カルシウムは 血管石灰化の主犯?
血管石灰化の予防に役立つビタミンK2
体内のカルシウムは主に骨に貯蔵され(99%)、血液や細胞には少量(1%)のみ存在します。カルシウムは、骨の構造的役割以外にも、血液凝固、神経伝達、ホルモン分泌、筋肉収縮の調節、体内のpHバランスの維持など、生理学的に重要な機能を果たします。しかし、過剰なカルシウムの補給は、心血管の健康に悪影響を及ぼす可能性があります。
様々な研究で、カルシウムサプリメントを多く摂取するほど、血管にカルシウムが蓄積する血管石灰化を引き起こす可能性が高く、血管の石灰化は心血管疾患や脳卒中につながる可能性があることがわかっています。
[Reid, I. R., Bolland, M. J., & Grey, A. (2014). "Calcium supplementation and cardiovascular risk: the last word?" The Lancet Diabetes & Endocrinology, 2(5), 341-342.]
ある論文によると、219,059人の男性と169,170人の女性を12年間追跡調査した大規模な研究で、1日1,000mg以上のカルシウムサプリメントを摂取している男性は、摂取していない男性と比べて、心血管疾患による死亡リスクが20%増加することが報告されています
[ Bolland, M. J., Avenell, A., Baron, J. A., Grey, A., MacLennan, G. S., Gamble, G. D., & Reid, I. R. (2010). "Effect of calcium supplements on risk of myocardial infarction and cardiovascular events: meta-analysis." BMJ, 341, c3691.]
このようなリスクの増加は、ビタミンK2などのカルシウム代謝調節因子の不足が原因で発生する可能性があります。血流中の過剰なカルシウムの蓄積は、動脈、静脈、冠状動脈、脳血管、筋肉、靭帯など様々な血管に石灰化を引き起こす可能性があります。特に、冠状動脈の石灰化は心臓への酸素供給を減少させ、心筋梗塞を引き起こす可能性を高め、脳血管の石灰化は認知症や脳出血などの重い疾患の原因となる可能性があります。

抜粋データ:
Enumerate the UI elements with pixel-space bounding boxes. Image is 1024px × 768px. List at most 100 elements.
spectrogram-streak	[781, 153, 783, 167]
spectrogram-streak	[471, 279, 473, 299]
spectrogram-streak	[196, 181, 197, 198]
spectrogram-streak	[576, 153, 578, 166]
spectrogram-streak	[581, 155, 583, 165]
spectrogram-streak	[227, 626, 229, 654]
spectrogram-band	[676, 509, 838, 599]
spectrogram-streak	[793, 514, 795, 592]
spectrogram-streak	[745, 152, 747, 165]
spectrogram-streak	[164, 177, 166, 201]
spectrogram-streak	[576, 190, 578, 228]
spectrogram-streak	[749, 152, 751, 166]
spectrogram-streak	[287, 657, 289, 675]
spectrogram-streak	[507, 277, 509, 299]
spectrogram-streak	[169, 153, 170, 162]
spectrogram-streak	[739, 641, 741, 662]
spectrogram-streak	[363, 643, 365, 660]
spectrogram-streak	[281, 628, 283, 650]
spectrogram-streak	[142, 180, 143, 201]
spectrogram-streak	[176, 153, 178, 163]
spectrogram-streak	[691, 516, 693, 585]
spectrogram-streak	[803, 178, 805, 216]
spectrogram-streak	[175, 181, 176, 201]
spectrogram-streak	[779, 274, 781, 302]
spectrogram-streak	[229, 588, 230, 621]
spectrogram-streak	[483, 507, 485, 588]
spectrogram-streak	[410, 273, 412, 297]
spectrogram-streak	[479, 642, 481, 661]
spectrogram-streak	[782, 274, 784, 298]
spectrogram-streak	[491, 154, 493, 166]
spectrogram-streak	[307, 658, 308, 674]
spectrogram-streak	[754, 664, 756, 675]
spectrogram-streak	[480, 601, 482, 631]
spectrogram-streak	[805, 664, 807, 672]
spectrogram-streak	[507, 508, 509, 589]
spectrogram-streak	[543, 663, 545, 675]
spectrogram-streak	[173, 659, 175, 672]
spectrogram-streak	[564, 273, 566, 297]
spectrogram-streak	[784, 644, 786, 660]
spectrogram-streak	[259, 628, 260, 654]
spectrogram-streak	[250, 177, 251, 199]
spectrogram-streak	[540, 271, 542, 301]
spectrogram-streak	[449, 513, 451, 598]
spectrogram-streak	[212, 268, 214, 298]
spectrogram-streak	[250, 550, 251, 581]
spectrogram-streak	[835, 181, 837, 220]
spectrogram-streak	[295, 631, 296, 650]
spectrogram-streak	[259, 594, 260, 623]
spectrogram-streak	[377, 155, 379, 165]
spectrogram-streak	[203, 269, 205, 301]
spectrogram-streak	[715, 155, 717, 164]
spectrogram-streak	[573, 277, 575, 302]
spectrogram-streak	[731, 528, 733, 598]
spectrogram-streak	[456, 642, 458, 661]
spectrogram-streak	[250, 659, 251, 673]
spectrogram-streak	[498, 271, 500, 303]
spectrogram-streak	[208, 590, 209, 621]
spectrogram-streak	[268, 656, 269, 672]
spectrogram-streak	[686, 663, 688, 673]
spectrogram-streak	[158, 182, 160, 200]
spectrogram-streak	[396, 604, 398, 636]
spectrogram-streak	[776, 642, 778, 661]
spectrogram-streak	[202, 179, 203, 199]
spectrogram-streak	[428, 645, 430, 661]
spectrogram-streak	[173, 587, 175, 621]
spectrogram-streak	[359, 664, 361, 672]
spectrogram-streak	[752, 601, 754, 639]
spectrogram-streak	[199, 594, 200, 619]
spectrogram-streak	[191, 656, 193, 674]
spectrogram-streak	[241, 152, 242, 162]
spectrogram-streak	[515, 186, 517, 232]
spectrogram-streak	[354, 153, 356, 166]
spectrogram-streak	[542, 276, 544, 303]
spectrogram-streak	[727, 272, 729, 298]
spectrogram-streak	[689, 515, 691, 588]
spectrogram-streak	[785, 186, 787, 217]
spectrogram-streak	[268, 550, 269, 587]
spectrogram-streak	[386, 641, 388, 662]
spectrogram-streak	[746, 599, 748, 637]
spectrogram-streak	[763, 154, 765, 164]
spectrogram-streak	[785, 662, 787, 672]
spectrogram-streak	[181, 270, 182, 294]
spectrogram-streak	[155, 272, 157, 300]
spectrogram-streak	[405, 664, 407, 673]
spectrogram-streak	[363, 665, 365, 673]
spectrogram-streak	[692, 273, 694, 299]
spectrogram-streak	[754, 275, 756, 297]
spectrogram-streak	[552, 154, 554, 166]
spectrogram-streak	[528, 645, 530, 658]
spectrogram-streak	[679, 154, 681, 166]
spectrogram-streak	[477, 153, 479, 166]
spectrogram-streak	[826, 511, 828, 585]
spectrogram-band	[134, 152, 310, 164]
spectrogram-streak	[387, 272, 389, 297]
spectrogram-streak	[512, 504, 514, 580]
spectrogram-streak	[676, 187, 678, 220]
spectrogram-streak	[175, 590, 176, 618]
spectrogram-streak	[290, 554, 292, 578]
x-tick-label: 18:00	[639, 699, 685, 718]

課題 A:
引用文をもとに、次の問いに答えなさい。
(i) 体内のカルシウムのうち、骨に貯蔵されている割合は何%か。
(ii) 男性219,059人と女性169,170人を対象とした研究では、追跡調査は何年間行われたか。
(iii) 冠状動脈の石灰化によって減少するものは何か。
課題 B: 引用文で、カルシウムが骨の構造的役割以外に果たす生理学的機能として挙げられているものをすべて書き出しなさい。

解答 A:
(i) 99%
(ii) 12年間
(iii) 心臓への酸素供給

解答 B: 血液凝固、神経伝達、ホルモン分泌、筋肉収縮の調節、体内のpHバランスの維持